-------- DATASET EXCERPTS --------

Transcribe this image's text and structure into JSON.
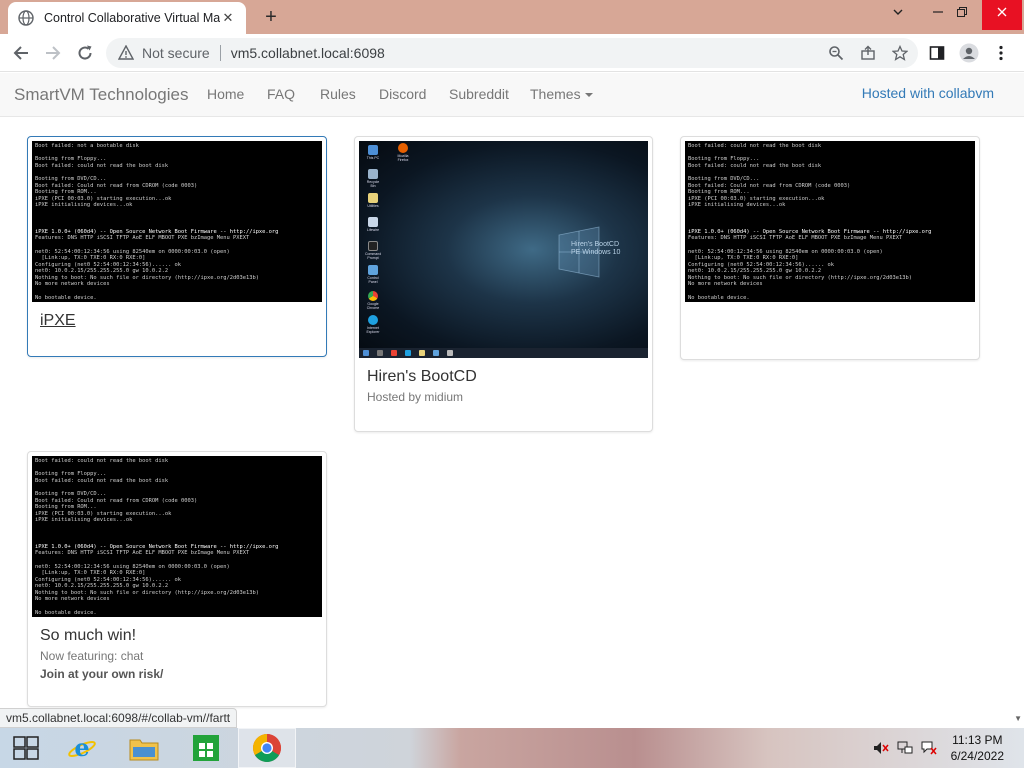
{
  "browser": {
    "tab_title": "Control Collaborative Virtual Ma",
    "tab_close": "✕",
    "new_tab": "+",
    "secure_label": "Not secure",
    "url": "vm5.collabnet.local:6098",
    "status_url": "vm5.collabnet.local:6098/#/collab-vm//fartt"
  },
  "navbar": {
    "brand": "SmartVM Technologies",
    "links": [
      "Home",
      "FAQ",
      "Rules",
      "Discord",
      "Subreddit",
      "Themes"
    ],
    "hosted": "Hosted with collabvm"
  },
  "cards": [
    {
      "title": "iPXE",
      "terminal": [
        "Boot failed: not a bootable disk",
        "",
        "Booting from Floppy...",
        "Boot failed: could not read the boot disk",
        "",
        "Booting from DVD/CD...",
        "Boot failed: Could not read from CDROM (code 0003)",
        "Booting from ROM...",
        "iPXE (PCI 00:03.0) starting execution...ok",
        "iPXE initialising devices...ok",
        "",
        "",
        "",
        "iPXE 1.0.0+ (060d4) -- Open Source Network Boot Firmware -- http://ipxe.org",
        "Features: DNS HTTP iSCSI TFTP AoE ELF MBOOT PXE bzImage Menu PXEXT",
        "",
        "net0: 52:54:00:12:34:56 using 82540em on 0000:00:03.0 (open)",
        "  [Link:up, TX:0 TXE:0 RX:0 RXE:0]",
        "Configuring (net0 52:54:00:12:34:56)...... ok",
        "net0: 10.0.2.15/255.255.255.0 gw 10.0.2.2",
        "Nothing to boot: No such file or directory (http://ipxe.org/2d03e13b)",
        "No more network devices",
        "",
        "No bootable device."
      ]
    },
    {
      "title": "Hiren's BootCD",
      "subtitle": "Hosted by midium",
      "desktop_icons": [
        "This PC",
        "Recycle Bin",
        "Utilities",
        "Lifewire",
        "Command Prompt",
        "Control Panel",
        "Google Chrome",
        "Internet Explorer"
      ],
      "desktop_top_icon": "Mozilla Firefox",
      "logo_text": [
        "Hiren's BootCD",
        "PE Windows 10"
      ]
    },
    {
      "terminal": [
        "Boot failed: could not read the boot disk",
        "",
        "Booting from Floppy...",
        "Boot failed: could not read the boot disk",
        "",
        "Booting from DVD/CD...",
        "Boot failed: Could not read from CDROM (code 0003)",
        "Booting from ROM...",
        "iPXE (PCI 00:03.0) starting execution...ok",
        "iPXE initialising devices...ok",
        "",
        "",
        "",
        "iPXE 1.0.0+ (060d4) -- Open Source Network Boot Firmware -- http://ipxe.org",
        "Features: DNS HTTP iSCSI TFTP AoE ELF MBOOT PXE bzImage Menu PXEXT",
        "",
        "net0: 52:54:00:12:34:56 using 82540em on 0000:00:03.0 (open)",
        "  [Link:up, TX:0 TXE:0 RX:0 RXE:0]",
        "Configuring (net0 52:54:00:12:34:56)...... ok",
        "net0: 10.0.2.15/255.255.255.0 gw 10.0.2.2",
        "Nothing to boot: No such file or directory (http://ipxe.org/2d03e13b)",
        "No more network devices",
        "",
        "No bootable device."
      ]
    },
    {
      "title": "So much win!",
      "subtitle": "Now featuring: chat",
      "bold": "Join at your own risk/",
      "terminal": [
        "Boot failed: could not read the boot disk",
        "",
        "Booting from Floppy...",
        "Boot failed: could not read the boot disk",
        "",
        "Booting from DVD/CD...",
        "Boot failed: Could not read from CDROM (code 0003)",
        "Booting from ROM...",
        "iPXE (PCI 00:03.0) starting execution...ok",
        "iPXE initialising devices...ok",
        "",
        "",
        "",
        "iPXE 1.0.0+ (060d4) -- Open Source Network Boot Firmware -- http://ipxe.org",
        "Features: DNS HTTP iSCSI TFTP AoE ELF MBOOT PXE bzImage Menu PXEXT",
        "",
        "net0: 52:54:00:12:34:56 using 82540em on 0000:00:03.0 (open)",
        "  [Link:up, TX:0 TXE:0 RX:0 RXE:0]",
        "Configuring (net0 52:54:00:12:34:56)...... ok",
        "net0: 10.0.2.15/255.255.255.0 gw 10.0.2.2",
        "Nothing to boot: No such file or directory (http://ipxe.org/2d03e13b)",
        "No more network devices",
        "",
        "No bootable device."
      ]
    }
  ],
  "taskbar": {
    "time": "11:13 PM",
    "date": "6/24/2022"
  },
  "colors": {
    "tab_strip": "#d7a796",
    "link": "#337ab7",
    "navbar_bg": "#f8f8f8"
  }
}
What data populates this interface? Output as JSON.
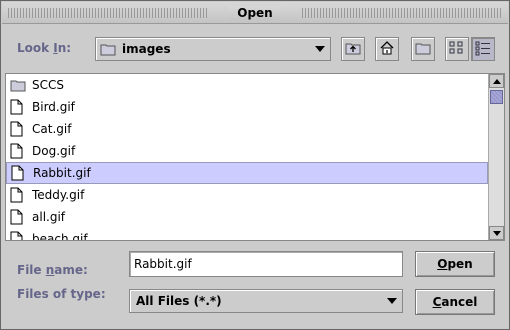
{
  "window": {
    "title": "Open"
  },
  "look_in": {
    "label_pre": "Look ",
    "label_u": "I",
    "label_post": "n:",
    "value": "images",
    "icon": "folder-icon"
  },
  "toolbar": [
    {
      "name": "up-one-level-button",
      "icon": "folder-up-icon"
    },
    {
      "name": "home-button",
      "icon": "home-icon"
    },
    {
      "name": "new-folder-button",
      "icon": "new-folder-icon"
    },
    {
      "name": "list-view-button",
      "icon": "list-view-icon"
    },
    {
      "name": "details-view-button",
      "icon": "details-view-icon"
    }
  ],
  "files": [
    {
      "name": "SCCS",
      "type": "folder"
    },
    {
      "name": "Bird.gif",
      "type": "file"
    },
    {
      "name": "Cat.gif",
      "type": "file"
    },
    {
      "name": "Dog.gif",
      "type": "file"
    },
    {
      "name": "Rabbit.gif",
      "type": "file",
      "selected": true
    },
    {
      "name": "Teddy.gif",
      "type": "file"
    },
    {
      "name": "all.gif",
      "type": "file"
    },
    {
      "name": "beach.gif",
      "type": "file"
    }
  ],
  "file_name": {
    "label_pre": "File ",
    "label_u": "n",
    "label_post": "ame:",
    "value": "Rabbit.gif"
  },
  "file_type": {
    "label": "Files of type:",
    "value": "All Files (*.*)"
  },
  "buttons": {
    "open_u": "O",
    "open_rest": "pen",
    "cancel_u": "C",
    "cancel_rest": "ancel"
  },
  "colors": {
    "accent": "#66668a",
    "selection": "#ccccff",
    "scroll_thumb": "#9999cc"
  }
}
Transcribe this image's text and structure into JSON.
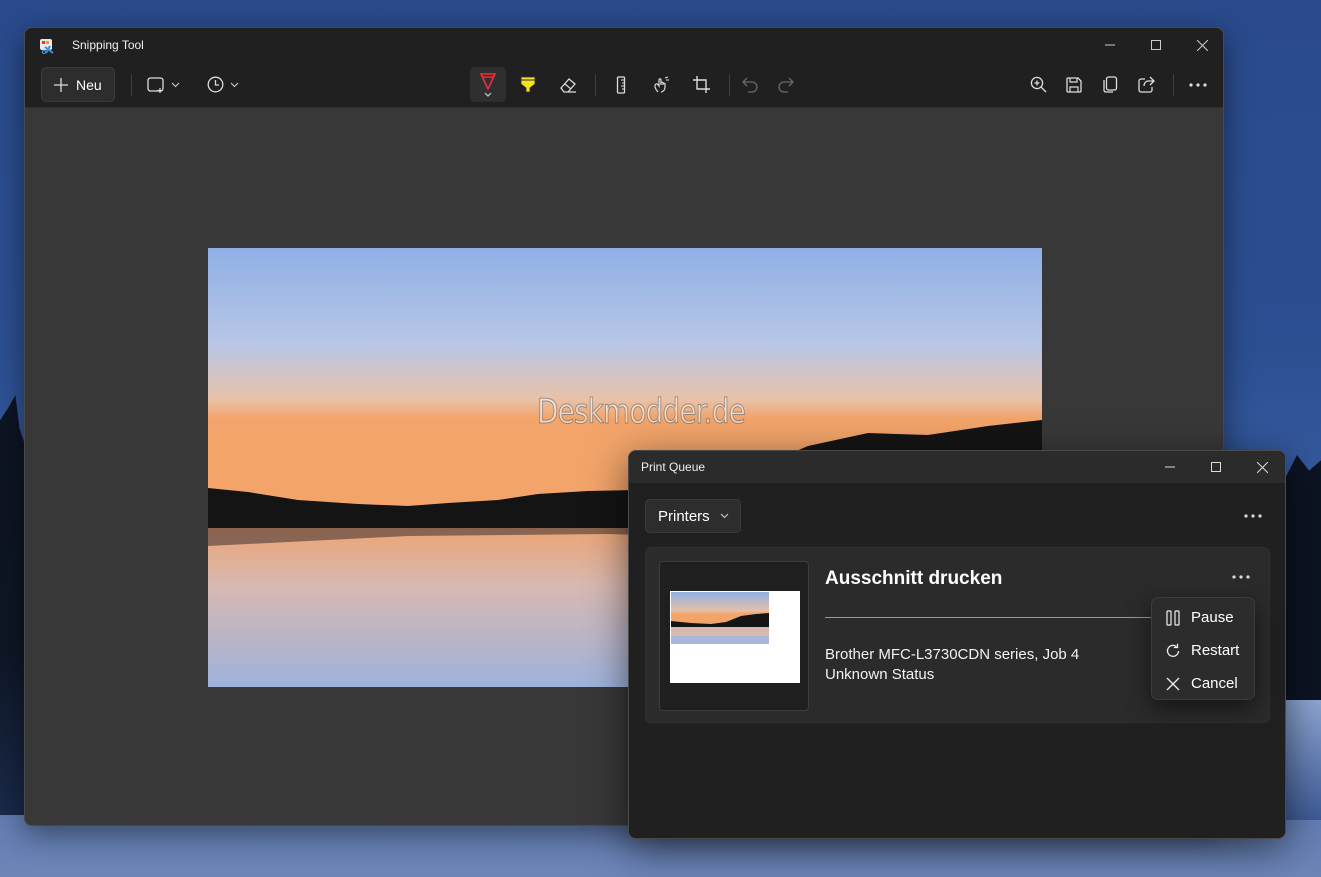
{
  "snipping_tool": {
    "title": "Snipping Tool",
    "new_label": "Neu",
    "toolbar_icons": [
      "new-icon",
      "snip-mode-icon",
      "delay-icon",
      "ballpoint-pen-icon",
      "highlighter-icon",
      "eraser-icon",
      "ruler-icon",
      "touch-writing-icon",
      "crop-icon",
      "undo-icon",
      "redo-icon",
      "zoom-icon",
      "save-icon",
      "copy-icon",
      "share-icon",
      "more-icon"
    ],
    "pen_color": "#e8323c",
    "highlighter_color": "#f4e21c",
    "watermark": "Deskmodder.de"
  },
  "print_queue": {
    "title": "Print Queue",
    "printers_label": "Printers",
    "job": {
      "name": "Ausschnitt drucken",
      "printer": "Brother MFC-L3730CDN series, Job 4",
      "status": "Unknown Status"
    },
    "context_menu": [
      {
        "label": "Pause",
        "icon": "pause-icon"
      },
      {
        "label": "Restart",
        "icon": "restart-icon"
      },
      {
        "label": "Cancel",
        "icon": "cancel-icon"
      }
    ]
  }
}
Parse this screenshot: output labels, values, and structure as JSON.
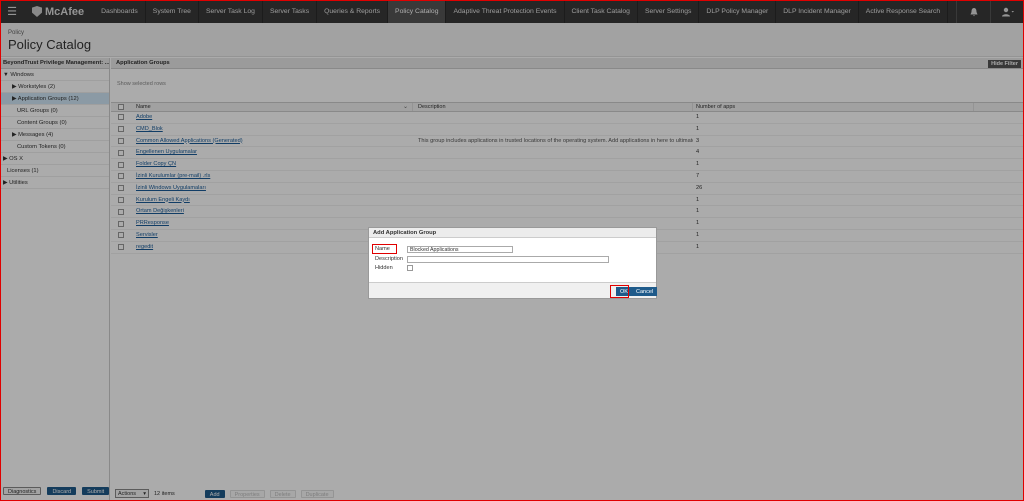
{
  "header": {
    "menu_icon": "hamburger-icon",
    "logo": "McAfee",
    "nav": [
      "Dashboards",
      "System Tree",
      "Server Task Log",
      "Server Tasks",
      "Queries & Reports",
      "Policy Catalog",
      "Adaptive Threat Protection Events",
      "Client Task Catalog",
      "Server Settings",
      "DLP Policy Manager",
      "DLP Incident Manager",
      "Active Response Search"
    ],
    "active_nav": "Policy Catalog",
    "icons": [
      "bell-icon",
      "user-icon"
    ]
  },
  "page": {
    "breadcrumb": "Policy",
    "title": "Policy Catalog"
  },
  "sidebar": {
    "header": "BeyondTrust Privilege Management: ...",
    "items": [
      {
        "label": "Windows",
        "arrow": "▼"
      },
      {
        "label": "Workstyles (2)",
        "arrow": "▶"
      },
      {
        "label": "Application Groups (12)",
        "arrow": "▶",
        "selected": true
      },
      {
        "label": "URL Groups (0)",
        "arrow": ""
      },
      {
        "label": "Content Groups (0)",
        "arrow": ""
      },
      {
        "label": "Messages (4)",
        "arrow": "▶"
      },
      {
        "label": "Custom Tokens (0)",
        "arrow": ""
      },
      {
        "label": "OS X",
        "arrow": "▶"
      },
      {
        "label": "Licenses (1)",
        "arrow": ""
      },
      {
        "label": "Utilities",
        "arrow": "▶"
      }
    ],
    "buttons": {
      "diagnostics": "Diagnostics",
      "discard": "Discard",
      "submit": "Submit"
    }
  },
  "main": {
    "header": "Application Groups",
    "hide_filter": "Hide Filter",
    "show_selected": "Show selected rows",
    "columns": {
      "name": "Name",
      "description": "Description",
      "count": "Number of apps"
    },
    "rows": [
      {
        "name": "Adobe",
        "description": "",
        "count": "1"
      },
      {
        "name": "CMD_Blok",
        "description": "",
        "count": "1"
      },
      {
        "name": "Common Allowed Applications (Generated)",
        "description": "This group includes applications in trusted locations of the operating system. Add applications in here to ultimately allow them to run",
        "count": "3"
      },
      {
        "name": "Engellenen Uygulamalar",
        "description": "",
        "count": "4"
      },
      {
        "name": "Folder Copy ÇN",
        "description": "",
        "count": "1"
      },
      {
        "name": "İzinli Kurulumlar (pre-mail) .rls",
        "description": "",
        "count": "7"
      },
      {
        "name": "İzinli Windows Uygulamaları",
        "description": "",
        "count": "26"
      },
      {
        "name": "Kurulum Engeli Kaydı",
        "description": "",
        "count": "1"
      },
      {
        "name": "Ortam Değişkenleri",
        "description": "",
        "count": "1"
      },
      {
        "name": "PRResponse",
        "description": "",
        "count": "1"
      },
      {
        "name": "Servisler",
        "description": "",
        "count": "1"
      },
      {
        "name": "regedit",
        "description": "",
        "count": "1"
      }
    ],
    "bottom": {
      "actions": "Actions",
      "items_count": "12 items",
      "add": "Add",
      "properties": "Properties",
      "delete": "Delete",
      "duplicate": "Duplicate"
    }
  },
  "dialog": {
    "title": "Add Application Group",
    "name_label": "Name",
    "name_value": "Blocked Applications",
    "description_label": "Description",
    "description_value": "",
    "hidden_label": "Hidden",
    "ok": "OK",
    "cancel": "Cancel"
  },
  "colors": {
    "highlight": "#e00000",
    "header_bg": "#3a3a3a",
    "primary_button": "#1e5a8a"
  }
}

--------

• _TASK REQUIREMENTS_: Report each line in the data that holds the word "list".

• _RESULT BELOW_:
      "name": "list-view-button",
      "icon": "list-view-icon"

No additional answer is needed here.